Exercise
Reproduce every line in the listing that contains the word "this".

Exercise input
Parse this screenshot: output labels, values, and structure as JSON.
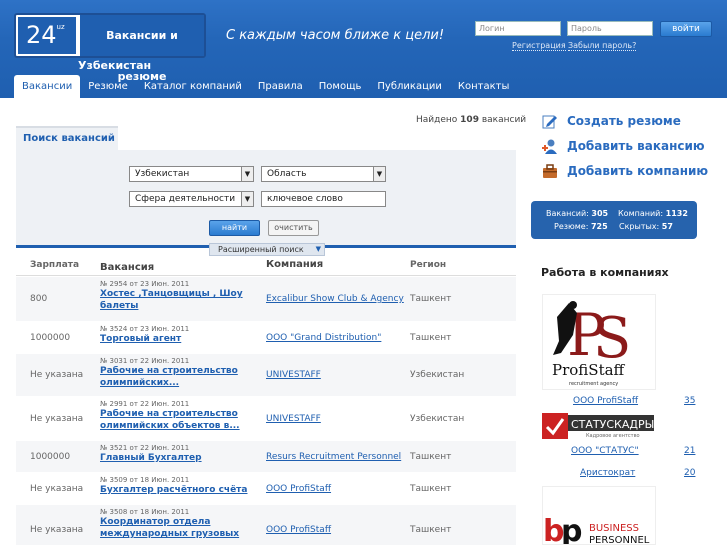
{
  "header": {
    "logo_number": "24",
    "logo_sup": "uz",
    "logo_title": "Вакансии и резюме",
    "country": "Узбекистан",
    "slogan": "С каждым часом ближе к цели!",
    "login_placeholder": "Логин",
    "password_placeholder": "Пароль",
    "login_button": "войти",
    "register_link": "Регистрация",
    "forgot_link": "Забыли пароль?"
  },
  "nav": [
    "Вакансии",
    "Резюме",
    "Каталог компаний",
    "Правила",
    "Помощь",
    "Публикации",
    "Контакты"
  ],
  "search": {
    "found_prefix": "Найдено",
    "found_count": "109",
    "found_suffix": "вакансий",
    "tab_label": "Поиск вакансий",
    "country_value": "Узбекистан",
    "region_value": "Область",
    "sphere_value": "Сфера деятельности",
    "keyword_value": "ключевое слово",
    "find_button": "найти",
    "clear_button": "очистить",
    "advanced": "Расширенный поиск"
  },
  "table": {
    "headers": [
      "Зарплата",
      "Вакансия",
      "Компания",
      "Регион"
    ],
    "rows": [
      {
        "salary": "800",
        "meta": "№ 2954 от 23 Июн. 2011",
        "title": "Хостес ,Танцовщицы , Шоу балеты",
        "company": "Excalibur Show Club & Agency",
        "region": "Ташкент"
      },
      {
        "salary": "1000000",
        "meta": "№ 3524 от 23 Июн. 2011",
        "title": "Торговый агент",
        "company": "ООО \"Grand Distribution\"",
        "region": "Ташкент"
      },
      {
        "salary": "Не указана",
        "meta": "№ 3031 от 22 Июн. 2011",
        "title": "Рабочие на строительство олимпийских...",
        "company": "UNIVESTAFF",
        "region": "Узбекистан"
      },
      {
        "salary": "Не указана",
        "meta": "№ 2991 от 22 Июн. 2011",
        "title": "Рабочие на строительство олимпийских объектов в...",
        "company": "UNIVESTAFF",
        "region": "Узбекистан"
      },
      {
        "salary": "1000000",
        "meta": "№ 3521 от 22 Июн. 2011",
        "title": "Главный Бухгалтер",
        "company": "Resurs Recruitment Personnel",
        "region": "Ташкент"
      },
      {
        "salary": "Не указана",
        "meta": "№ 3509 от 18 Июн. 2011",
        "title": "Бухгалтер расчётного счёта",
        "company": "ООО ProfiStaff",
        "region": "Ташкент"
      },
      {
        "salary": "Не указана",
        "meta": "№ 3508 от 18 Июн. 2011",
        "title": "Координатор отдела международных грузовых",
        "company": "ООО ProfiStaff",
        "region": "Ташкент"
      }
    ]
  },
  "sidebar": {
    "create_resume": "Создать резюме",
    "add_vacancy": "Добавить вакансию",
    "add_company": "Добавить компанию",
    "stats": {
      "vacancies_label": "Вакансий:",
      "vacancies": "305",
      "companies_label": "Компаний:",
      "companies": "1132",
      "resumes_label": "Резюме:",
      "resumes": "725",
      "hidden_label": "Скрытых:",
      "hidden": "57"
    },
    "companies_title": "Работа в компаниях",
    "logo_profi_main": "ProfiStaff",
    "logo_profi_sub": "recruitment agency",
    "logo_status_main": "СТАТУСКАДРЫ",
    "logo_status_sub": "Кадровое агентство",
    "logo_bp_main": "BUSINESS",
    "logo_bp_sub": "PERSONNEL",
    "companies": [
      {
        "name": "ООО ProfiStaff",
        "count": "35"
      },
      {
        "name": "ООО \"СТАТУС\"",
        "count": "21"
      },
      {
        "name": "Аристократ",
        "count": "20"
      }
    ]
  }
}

==

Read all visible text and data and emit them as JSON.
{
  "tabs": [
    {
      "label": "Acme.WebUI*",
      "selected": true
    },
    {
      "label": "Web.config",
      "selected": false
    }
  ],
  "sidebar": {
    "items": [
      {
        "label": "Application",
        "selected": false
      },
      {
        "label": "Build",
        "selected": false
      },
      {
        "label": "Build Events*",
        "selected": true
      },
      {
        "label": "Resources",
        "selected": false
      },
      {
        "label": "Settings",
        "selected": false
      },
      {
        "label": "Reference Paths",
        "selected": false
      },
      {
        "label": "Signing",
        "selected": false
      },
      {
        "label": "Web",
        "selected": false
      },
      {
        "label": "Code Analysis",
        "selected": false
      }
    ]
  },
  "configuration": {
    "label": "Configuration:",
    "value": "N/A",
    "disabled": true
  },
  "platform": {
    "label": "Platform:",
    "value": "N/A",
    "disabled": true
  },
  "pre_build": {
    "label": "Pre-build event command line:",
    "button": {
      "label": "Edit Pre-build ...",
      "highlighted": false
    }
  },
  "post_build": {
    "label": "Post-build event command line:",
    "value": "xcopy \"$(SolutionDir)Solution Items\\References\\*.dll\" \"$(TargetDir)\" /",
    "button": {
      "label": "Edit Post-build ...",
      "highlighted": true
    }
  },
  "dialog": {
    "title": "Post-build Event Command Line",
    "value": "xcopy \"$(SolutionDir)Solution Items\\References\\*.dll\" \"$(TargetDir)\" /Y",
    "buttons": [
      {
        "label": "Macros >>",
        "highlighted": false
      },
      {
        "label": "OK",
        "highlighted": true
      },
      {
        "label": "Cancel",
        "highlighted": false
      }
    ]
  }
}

---

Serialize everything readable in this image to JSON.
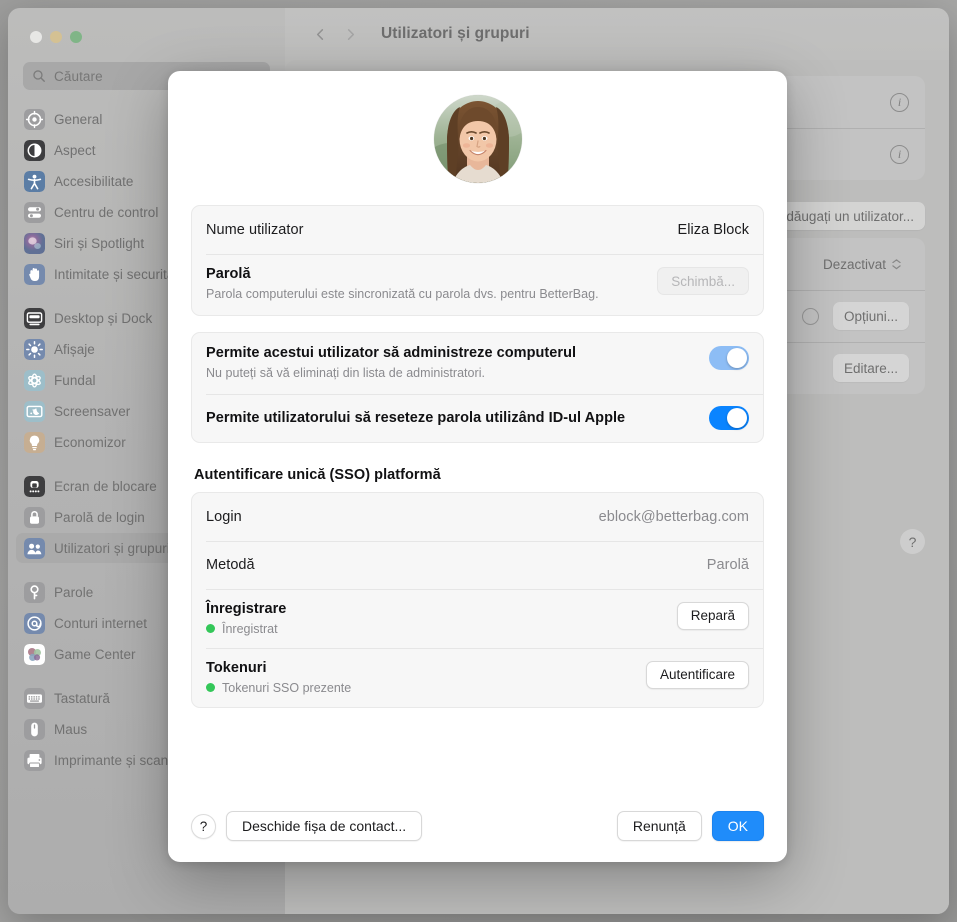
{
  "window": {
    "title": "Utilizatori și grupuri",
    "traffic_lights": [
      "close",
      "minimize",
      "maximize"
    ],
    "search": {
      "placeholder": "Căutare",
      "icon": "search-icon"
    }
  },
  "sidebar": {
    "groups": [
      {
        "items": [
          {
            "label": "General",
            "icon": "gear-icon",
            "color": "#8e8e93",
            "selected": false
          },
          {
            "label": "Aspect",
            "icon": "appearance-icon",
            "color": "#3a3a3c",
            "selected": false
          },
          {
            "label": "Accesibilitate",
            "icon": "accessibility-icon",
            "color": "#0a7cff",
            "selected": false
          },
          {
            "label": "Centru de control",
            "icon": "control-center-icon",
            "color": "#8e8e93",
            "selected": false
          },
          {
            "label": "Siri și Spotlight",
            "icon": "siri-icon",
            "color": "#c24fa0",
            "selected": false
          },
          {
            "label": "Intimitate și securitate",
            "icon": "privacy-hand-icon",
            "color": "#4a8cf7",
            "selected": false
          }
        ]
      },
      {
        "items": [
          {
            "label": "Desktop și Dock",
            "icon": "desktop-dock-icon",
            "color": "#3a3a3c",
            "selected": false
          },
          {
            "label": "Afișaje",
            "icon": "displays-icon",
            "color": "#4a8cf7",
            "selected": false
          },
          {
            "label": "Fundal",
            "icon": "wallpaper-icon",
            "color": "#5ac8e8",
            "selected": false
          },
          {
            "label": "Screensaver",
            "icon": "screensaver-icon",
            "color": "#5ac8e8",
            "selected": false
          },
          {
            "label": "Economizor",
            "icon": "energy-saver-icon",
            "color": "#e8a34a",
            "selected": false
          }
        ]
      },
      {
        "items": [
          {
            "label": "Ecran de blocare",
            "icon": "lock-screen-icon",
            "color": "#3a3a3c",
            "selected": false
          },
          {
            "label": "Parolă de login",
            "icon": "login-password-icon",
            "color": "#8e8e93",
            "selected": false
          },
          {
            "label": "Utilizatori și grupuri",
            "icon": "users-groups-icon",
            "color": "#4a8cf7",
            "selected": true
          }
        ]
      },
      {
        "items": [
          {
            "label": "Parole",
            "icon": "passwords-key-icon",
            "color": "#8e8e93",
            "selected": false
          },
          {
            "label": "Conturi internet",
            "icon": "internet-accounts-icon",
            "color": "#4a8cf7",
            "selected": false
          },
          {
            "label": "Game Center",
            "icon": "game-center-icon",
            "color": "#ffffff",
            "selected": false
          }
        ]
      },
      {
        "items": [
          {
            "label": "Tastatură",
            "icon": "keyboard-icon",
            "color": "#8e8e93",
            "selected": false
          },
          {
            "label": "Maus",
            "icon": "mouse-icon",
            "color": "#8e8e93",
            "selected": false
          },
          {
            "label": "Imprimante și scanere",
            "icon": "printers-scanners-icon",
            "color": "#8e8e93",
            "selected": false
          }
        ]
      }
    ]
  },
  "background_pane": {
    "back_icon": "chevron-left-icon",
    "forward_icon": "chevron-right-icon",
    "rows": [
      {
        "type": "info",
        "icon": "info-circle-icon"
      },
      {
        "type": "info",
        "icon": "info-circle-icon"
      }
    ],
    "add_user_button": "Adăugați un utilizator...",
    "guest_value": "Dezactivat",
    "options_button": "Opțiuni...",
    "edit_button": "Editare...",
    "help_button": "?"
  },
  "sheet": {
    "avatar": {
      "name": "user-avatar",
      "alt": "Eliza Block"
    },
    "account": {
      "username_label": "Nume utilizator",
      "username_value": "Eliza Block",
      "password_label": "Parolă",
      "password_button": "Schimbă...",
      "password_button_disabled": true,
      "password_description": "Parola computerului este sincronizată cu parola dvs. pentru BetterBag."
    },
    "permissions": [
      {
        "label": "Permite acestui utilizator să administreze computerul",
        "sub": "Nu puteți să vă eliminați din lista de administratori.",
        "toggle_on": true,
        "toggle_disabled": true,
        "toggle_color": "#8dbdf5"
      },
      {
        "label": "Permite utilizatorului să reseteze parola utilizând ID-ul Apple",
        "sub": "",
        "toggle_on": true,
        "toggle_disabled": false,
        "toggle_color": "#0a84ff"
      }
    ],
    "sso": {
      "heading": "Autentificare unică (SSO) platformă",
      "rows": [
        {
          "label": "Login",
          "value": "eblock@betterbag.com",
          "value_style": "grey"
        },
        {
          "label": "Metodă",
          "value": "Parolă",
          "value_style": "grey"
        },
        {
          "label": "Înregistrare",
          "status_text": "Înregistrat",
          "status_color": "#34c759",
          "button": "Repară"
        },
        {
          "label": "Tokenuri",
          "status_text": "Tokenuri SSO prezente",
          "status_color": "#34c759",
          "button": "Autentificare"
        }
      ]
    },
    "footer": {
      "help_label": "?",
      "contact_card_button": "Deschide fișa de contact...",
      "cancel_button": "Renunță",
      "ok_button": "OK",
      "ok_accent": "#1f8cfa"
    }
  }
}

Response below
Parse this screenshot: output labels, values, and structure as JSON.
Serialize everything readable in this image to JSON.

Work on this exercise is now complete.